Stored items from a collection:
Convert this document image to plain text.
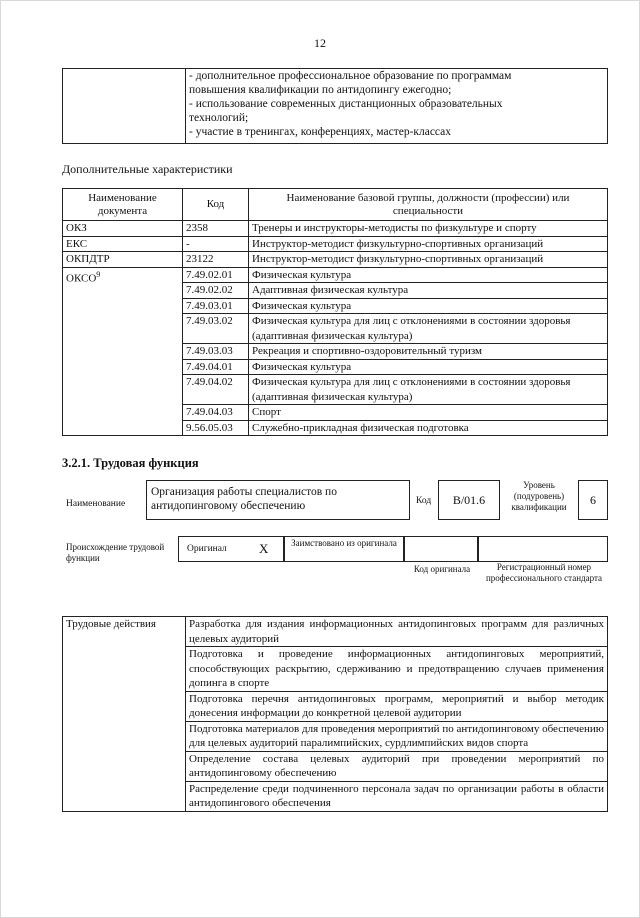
12

- дополнительное профессиональное образование по программам
повышения квалификации по антидопингу ежегодно;
- использование современных дистанционных образовательных
технологий;
- участие в тренингах, конференциях, мастер-классах
Дополнительные характеристики
Наименование документа	Код	Наименование базовой группы, должности (профессии) или специальности
ОКЗ	2358	Тренеры и инструкторы-методисты по физкультуре и спорту
ЕКС	-	Инструктор-методист физкультурно-спортивных организаций
ОКПДТР	23122	Инструктор-методист физкультурно-спортивных организаций
ОКСО$^9$	7.49.02.01	Физическая культура
	7.49.02.02	Адаптивная физическая культура
	7.49.03.01	Физическая культура
	7.49.03.02	Физическая культура для лиц с отклонениями в состоянии здоровья (адаптивная физическая культура)
	7.49.03.03	Рекреация и спортивно-оздоровительный туризм
	7.49.04.01	Физическая культура
	7.49.04.02	Физическая культура для лиц с отклонениями в состоянии здоровья (адаптивная физическая культура)
	7.49.04.03	Спорт
	9.56.05.03	Служебно-прикладная физическая подготовка
3.2.1. Трудовая функция
Наименование
Организация работы специалистов по антидопинговому обеспечению	Код	B/01.6
Уровень (подуровень) квалификации	6
Происхождение трудовой функции
Оригинал X	Заимствовано из оригинала
Код оригинала	Регистрационный номер профессионального стандарта
Трудовые действия	Разработка для издания информационных антидопинговых программ для различных целевых аудиторий
Подготовка и проведение информационных антидопинговых мероприятий, способствующих раскрытию, сдерживанию и предотвращению случаев применения допинга в спорте
Подготовка перечня антидопинговых программ, мероприятий и выбор методик донесения информации до конкретной целевой аудитории
Подготовка материалов для проведения мероприятий по антидопинговому обеспечению для целевых аудиторий паралимпийских, сурдлимпийских видов спорта
Определение состава целевых аудиторий при проведении мероприятий по антидопинговому обеспечению
Распределение среди подчиненного персонала задач по организации работы в области антидопингового обеспечения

→ TASK:
Excluding the pictures, restate the records above word for word.

→ WRITTEN RESPONSE:
Convert this document image to plain text.
12

- дополнительное профессиональное образование по программам
повышения квалификации по антидопингу ежегодно;
- использование современных дистанционных образовательных
технологий;
- участие в тренингах, конференциях, мастер-классах
Дополнительные характеристики
Наименование документа	Код	Наименование базовой группы, должности (профессии) или специальности
ОКЗ	2358	Тренеры и инструкторы-методисты по физкультуре и спорту
ЕКС	-	Инструктор-методист физкультурно-спортивных организаций
ОКПДТР	23122	Инструктор-методист физкультурно-спортивных организаций
ОКСО$^9$	7.49.02.01	Физическая культура
	7.49.02.02	Адаптивная физическая культура
	7.49.03.01	Физическая культура
	7.49.03.02	Физическая культура для лиц с отклонениями в состоянии здоровья (адаптивная физическая культура)
	7.49.03.03	Рекреация и спортивно-оздоровительный туризм
	7.49.04.01	Физическая культура
	7.49.04.02	Физическая культура для лиц с отклонениями в состоянии здоровья (адаптивная физическая культура)
	7.49.04.03	Спорт
	9.56.05.03	Служебно-прикладная физическая подготовка
3.2.1. Трудовая функция
Наименование
Организация работы специалистов по антидопинговому обеспечению	Код	B/01.6
Уровень (подуровень) квалификации	6
Происхождение трудовой функции
Оригинал X	Заимствовано из оригинала
Код оригинала	Регистрационный номер профессионального стандарта
Трудовые действия	Разработка для издания информационных антидопинговых программ для различных целевых аудиторий
Подготовка и проведение информационных антидопинговых мероприятий, способствующих раскрытию, сдерживанию и предотвращению случаев применения допинга в спорте
Подготовка перечня антидопинговых программ, мероприятий и выбор методик донесения информации до конкретной целевой аудитории
Подготовка материалов для проведения мероприятий по антидопинговому обеспечению для целевых аудиторий паралимпийских, сурдлимпийских видов спорта
Определение состава целевых аудиторий при проведении мероприятий по антидопинговому обеспечению
Распределение среди подчиненного персонала задач по организации работы в области антидопингового обеспечения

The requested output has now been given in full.